Items from a dataset
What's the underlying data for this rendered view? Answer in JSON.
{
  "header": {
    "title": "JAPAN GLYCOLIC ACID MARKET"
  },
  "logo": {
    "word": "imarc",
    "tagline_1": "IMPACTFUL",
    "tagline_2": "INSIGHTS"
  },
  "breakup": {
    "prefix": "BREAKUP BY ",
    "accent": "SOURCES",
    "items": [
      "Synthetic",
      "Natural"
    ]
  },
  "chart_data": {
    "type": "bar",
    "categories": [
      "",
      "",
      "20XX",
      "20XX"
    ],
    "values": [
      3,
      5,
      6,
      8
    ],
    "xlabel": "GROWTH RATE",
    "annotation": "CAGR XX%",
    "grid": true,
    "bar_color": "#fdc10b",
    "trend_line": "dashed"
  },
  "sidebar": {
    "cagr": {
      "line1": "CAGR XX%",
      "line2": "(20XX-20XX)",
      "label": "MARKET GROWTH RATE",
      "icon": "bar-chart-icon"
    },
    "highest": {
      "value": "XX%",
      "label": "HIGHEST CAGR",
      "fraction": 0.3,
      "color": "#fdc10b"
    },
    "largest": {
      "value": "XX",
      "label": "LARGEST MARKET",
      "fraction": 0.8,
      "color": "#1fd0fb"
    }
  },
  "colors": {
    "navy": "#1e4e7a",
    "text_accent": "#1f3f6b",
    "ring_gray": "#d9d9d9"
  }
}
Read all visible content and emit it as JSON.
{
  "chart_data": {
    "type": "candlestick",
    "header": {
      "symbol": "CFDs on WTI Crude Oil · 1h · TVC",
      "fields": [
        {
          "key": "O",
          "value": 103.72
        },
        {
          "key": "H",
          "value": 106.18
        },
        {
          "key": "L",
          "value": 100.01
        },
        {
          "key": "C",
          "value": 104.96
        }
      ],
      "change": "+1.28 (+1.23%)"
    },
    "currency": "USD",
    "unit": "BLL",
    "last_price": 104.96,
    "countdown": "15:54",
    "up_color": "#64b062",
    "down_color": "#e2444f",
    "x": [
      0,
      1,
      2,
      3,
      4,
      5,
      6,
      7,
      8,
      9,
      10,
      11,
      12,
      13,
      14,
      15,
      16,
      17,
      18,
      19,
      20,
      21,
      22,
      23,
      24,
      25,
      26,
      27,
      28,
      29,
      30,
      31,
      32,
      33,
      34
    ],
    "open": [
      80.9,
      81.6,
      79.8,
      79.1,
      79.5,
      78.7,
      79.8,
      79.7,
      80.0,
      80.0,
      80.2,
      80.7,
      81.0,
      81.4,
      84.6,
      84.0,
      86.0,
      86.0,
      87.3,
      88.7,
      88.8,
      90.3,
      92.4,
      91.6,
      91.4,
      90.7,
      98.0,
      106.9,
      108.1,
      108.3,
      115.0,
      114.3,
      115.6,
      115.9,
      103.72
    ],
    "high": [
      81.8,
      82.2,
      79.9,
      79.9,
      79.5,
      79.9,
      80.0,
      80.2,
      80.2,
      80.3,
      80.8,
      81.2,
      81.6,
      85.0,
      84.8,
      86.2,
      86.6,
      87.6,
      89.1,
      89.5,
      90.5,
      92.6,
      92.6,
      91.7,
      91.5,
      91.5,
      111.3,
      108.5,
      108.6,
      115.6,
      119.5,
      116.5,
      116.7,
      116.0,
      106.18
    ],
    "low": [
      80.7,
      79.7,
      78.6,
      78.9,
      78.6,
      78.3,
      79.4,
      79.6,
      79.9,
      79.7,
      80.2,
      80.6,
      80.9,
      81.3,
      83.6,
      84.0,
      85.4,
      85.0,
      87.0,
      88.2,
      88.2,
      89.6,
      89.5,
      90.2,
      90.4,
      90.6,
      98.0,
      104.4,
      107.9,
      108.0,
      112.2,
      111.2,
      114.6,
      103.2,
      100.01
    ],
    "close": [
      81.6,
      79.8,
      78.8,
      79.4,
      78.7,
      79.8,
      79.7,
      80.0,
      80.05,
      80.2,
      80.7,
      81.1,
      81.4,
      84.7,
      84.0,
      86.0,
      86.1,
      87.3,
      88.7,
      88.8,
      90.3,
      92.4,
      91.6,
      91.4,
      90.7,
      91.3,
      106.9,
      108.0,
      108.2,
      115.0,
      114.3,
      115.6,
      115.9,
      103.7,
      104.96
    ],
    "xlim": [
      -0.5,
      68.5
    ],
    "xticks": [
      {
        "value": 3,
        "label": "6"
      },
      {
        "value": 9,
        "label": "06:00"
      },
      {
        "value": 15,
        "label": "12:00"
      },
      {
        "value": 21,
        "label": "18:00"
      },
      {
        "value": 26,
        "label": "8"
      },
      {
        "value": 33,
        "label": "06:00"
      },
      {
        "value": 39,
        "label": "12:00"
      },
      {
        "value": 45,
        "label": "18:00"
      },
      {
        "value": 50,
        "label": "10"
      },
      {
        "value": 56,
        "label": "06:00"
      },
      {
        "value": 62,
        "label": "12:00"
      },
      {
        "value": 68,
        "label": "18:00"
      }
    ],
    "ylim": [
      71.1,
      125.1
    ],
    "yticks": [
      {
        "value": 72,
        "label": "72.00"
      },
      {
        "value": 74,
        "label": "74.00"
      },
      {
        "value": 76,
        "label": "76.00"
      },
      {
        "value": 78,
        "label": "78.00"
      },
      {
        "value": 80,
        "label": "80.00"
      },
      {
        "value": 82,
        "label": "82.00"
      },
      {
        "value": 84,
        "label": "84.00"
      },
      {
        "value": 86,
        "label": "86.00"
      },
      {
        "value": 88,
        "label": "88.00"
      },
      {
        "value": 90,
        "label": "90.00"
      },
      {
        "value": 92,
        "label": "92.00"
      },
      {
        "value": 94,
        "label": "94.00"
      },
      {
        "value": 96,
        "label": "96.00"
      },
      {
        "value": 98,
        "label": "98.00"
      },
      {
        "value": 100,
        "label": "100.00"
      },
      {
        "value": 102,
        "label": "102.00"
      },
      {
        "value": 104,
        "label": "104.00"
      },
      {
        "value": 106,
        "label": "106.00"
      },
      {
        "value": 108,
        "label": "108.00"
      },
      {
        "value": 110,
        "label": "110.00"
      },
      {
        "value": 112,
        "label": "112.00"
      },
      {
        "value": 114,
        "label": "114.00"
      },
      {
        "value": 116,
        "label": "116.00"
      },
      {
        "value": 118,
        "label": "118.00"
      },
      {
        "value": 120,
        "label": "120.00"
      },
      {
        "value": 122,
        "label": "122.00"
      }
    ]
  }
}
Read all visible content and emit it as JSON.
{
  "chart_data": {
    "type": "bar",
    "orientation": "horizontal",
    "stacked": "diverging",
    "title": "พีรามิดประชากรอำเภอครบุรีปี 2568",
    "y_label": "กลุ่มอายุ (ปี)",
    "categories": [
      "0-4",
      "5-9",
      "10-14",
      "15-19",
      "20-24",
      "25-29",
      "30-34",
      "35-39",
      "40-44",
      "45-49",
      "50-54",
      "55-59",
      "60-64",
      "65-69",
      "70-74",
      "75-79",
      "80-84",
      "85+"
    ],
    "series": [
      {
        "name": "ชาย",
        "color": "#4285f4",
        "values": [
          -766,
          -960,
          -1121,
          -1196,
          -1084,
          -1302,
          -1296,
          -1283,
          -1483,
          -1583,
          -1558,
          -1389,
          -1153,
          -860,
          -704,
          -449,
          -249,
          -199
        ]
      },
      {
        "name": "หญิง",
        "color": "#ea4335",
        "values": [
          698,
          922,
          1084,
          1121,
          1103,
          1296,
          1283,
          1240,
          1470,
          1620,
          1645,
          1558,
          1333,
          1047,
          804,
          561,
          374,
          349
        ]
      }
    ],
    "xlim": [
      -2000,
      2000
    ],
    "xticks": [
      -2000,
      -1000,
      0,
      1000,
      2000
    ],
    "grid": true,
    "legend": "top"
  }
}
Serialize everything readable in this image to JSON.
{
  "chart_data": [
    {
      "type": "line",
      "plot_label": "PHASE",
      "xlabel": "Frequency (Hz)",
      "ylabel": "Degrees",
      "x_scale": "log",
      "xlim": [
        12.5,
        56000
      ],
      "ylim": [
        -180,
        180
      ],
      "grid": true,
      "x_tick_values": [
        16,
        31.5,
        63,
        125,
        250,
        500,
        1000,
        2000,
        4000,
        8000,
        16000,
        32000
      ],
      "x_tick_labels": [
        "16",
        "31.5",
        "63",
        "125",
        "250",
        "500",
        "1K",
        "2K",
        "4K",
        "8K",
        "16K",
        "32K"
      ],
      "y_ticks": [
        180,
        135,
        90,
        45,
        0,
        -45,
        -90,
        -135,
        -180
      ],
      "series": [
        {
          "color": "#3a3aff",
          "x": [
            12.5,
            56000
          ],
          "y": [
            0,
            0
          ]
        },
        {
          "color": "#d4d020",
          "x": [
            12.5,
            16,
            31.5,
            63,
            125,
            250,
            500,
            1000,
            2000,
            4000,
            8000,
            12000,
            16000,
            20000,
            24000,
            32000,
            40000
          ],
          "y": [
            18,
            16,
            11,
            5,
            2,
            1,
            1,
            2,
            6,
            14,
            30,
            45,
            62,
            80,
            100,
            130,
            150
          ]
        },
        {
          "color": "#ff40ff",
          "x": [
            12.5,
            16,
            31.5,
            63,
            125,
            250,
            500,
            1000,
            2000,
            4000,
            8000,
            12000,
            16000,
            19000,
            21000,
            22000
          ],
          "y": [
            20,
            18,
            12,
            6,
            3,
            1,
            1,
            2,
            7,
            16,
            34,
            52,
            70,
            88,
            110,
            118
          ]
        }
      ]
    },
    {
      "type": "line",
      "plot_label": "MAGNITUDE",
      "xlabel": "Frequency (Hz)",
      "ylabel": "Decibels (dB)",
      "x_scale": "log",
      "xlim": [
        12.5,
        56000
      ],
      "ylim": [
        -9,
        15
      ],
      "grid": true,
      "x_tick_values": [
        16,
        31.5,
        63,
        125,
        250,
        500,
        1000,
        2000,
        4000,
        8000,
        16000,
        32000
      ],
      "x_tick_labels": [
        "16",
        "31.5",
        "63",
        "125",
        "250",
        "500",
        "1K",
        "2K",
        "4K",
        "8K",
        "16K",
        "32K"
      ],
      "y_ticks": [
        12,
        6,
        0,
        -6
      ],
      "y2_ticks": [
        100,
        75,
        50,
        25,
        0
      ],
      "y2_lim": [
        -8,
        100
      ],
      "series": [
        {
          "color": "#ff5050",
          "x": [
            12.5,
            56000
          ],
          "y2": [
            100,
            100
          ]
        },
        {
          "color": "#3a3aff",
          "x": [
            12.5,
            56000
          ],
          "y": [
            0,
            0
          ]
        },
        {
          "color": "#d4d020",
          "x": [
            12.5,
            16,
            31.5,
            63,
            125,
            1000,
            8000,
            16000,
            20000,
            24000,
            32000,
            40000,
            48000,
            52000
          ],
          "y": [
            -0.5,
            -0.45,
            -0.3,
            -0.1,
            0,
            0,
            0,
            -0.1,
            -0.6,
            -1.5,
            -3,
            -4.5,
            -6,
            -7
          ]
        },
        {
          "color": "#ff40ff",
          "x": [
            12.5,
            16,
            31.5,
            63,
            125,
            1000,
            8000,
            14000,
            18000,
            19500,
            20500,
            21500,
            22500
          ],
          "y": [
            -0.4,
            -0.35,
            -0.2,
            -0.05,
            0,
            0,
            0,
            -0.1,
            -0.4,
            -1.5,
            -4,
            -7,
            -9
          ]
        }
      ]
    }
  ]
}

• _What to work on_
Within the material above, find the lines that contain the word "title"; copy them.

• _Output of the exercise_
    "title": "JAPAN GLYCOLIC ACID MARKET"
    "title": "พีรามิดประชากรอำเภอครบุรีปี 2568",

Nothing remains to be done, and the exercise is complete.